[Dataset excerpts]
START

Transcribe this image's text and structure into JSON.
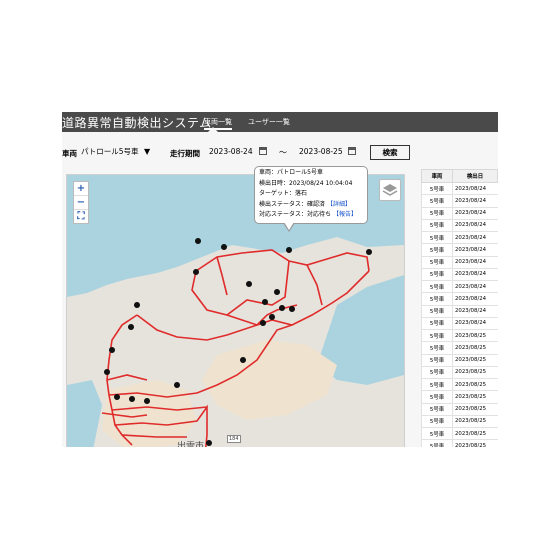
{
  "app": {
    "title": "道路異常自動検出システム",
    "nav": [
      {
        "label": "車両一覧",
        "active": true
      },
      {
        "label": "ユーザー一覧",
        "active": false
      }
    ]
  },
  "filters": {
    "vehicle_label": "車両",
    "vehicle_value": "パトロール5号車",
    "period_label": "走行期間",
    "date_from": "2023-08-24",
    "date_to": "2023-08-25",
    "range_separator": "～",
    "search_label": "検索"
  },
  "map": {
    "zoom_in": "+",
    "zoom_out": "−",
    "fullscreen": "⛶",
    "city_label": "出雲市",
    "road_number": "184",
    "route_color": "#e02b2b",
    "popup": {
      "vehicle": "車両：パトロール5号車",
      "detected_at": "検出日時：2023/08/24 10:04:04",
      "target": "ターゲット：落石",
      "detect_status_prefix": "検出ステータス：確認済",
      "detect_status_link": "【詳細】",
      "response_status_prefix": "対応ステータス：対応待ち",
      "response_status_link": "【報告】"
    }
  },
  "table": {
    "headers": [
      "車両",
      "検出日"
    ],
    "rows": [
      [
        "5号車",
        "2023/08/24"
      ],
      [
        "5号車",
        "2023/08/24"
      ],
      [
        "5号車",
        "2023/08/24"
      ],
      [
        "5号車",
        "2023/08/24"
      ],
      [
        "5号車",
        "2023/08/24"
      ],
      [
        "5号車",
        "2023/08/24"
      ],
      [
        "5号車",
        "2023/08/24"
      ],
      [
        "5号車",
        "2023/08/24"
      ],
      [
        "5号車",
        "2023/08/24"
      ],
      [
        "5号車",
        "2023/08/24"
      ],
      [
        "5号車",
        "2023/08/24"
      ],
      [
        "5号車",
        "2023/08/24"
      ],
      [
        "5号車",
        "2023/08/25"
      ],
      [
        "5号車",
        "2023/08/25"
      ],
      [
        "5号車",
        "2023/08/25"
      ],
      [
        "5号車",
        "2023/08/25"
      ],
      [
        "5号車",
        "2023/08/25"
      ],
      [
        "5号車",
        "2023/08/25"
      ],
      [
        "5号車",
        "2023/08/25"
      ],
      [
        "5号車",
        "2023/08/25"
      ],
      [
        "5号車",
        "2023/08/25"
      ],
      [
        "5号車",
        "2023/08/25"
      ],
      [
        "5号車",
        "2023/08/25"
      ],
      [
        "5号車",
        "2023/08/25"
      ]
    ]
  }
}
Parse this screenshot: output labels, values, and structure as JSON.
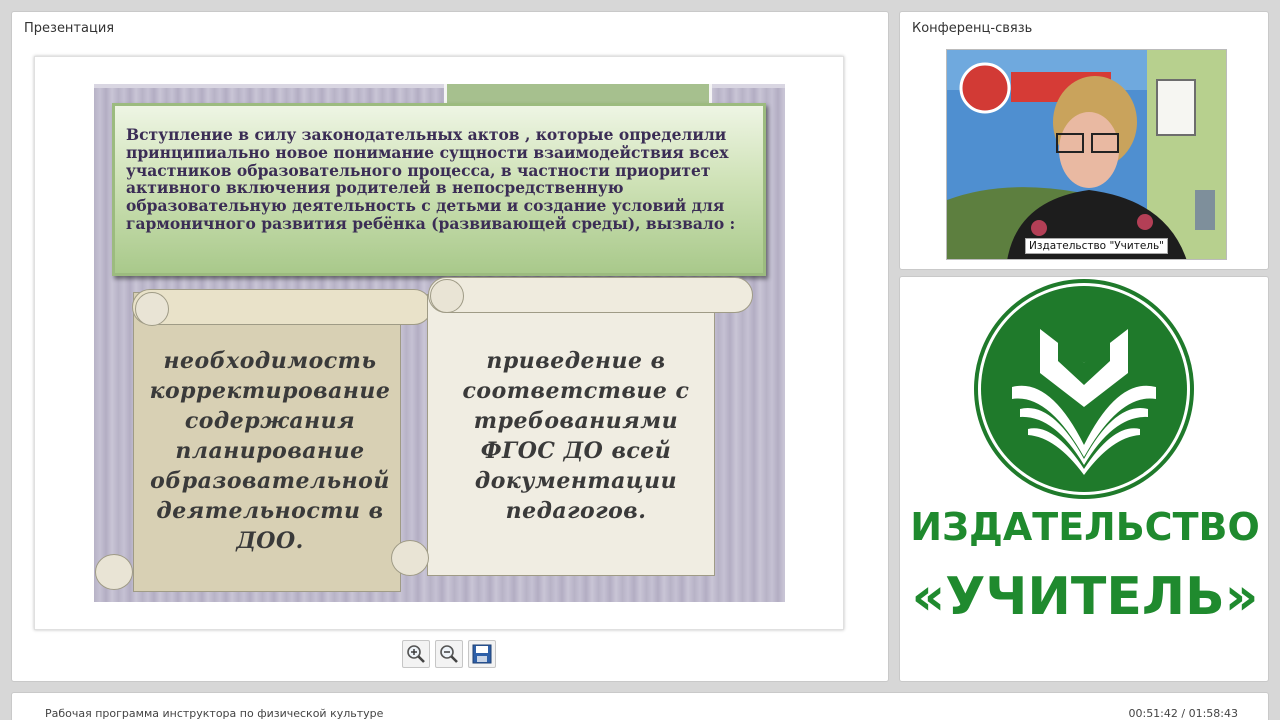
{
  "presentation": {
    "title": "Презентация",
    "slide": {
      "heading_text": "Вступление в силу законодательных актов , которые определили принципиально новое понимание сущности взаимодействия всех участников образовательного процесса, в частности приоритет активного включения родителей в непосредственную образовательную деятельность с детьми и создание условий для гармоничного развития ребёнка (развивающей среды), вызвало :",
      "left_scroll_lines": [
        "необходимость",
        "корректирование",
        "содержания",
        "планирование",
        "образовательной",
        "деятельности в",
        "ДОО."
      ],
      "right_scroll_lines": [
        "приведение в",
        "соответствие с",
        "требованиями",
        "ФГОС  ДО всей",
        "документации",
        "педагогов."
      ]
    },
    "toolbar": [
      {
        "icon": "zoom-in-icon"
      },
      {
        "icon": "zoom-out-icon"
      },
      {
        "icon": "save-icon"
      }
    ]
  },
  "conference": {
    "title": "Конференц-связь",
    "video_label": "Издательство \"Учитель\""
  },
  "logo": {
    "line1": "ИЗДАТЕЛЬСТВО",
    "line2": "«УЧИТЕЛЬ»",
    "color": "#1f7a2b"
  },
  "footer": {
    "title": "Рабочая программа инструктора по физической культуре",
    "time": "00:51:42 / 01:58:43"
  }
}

END
START

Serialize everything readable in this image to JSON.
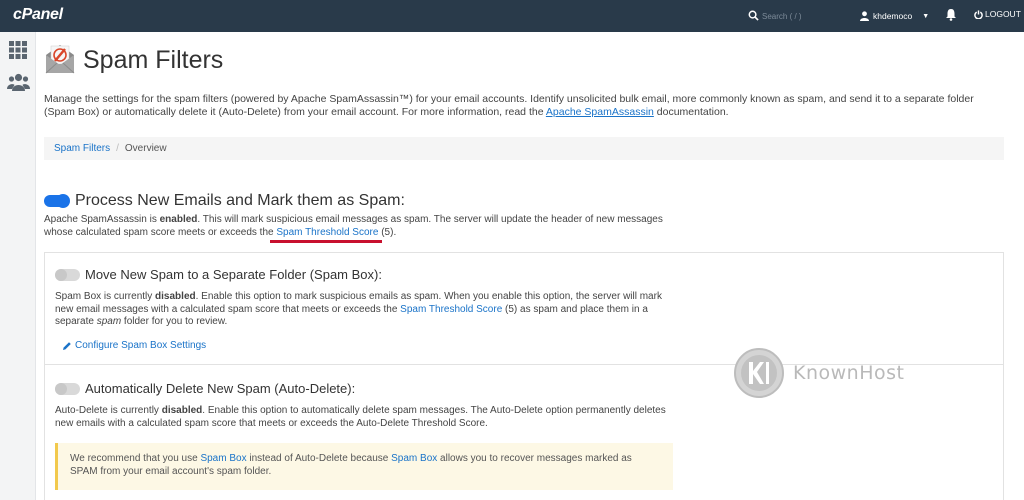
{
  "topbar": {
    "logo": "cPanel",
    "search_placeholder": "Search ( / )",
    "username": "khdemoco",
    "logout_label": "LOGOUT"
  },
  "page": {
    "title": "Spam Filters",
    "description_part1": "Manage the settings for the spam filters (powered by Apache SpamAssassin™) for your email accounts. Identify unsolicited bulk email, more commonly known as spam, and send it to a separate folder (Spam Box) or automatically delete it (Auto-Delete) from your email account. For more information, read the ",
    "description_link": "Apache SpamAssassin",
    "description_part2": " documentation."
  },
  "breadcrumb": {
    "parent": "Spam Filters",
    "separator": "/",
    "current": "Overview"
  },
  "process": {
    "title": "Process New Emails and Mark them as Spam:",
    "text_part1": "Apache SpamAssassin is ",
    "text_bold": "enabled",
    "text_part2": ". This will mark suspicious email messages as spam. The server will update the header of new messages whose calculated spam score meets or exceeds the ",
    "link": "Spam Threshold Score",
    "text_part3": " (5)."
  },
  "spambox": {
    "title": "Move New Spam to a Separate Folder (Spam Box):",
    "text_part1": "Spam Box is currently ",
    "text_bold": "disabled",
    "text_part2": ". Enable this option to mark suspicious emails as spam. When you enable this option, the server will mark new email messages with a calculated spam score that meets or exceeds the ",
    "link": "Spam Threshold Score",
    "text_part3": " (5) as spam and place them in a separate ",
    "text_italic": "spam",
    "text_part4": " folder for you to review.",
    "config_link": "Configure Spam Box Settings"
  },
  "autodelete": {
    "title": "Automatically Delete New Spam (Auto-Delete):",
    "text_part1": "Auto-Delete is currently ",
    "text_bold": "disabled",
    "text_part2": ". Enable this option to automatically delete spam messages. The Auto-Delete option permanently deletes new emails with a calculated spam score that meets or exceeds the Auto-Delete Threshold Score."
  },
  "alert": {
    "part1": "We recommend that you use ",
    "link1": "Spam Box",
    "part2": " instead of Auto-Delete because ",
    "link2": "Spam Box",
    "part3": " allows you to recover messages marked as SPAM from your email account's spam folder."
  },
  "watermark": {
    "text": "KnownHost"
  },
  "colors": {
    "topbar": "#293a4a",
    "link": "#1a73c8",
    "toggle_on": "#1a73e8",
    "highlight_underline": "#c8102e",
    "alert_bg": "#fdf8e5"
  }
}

END

▸ **Brief**
Collect every line from the records above that contains the word "exceeds".

▸ **Output below**
    "text_part2": ". This will mark suspicious email messages as spam. The server will update the header of new messages whose calculated spam score meets or exceeds the ",
    "text_part2": ". Enable this option to mark suspicious emails as spam. When you enable this option, the server will mark new email messages with a calculated spam score that meets or exceeds the ",
    "text_part2": ". Enable this option to automatically delete spam messages. The Auto-Delete option permanently deletes new emails with a calculated spam score that meets or exceeds the Auto-Delete Threshold Score."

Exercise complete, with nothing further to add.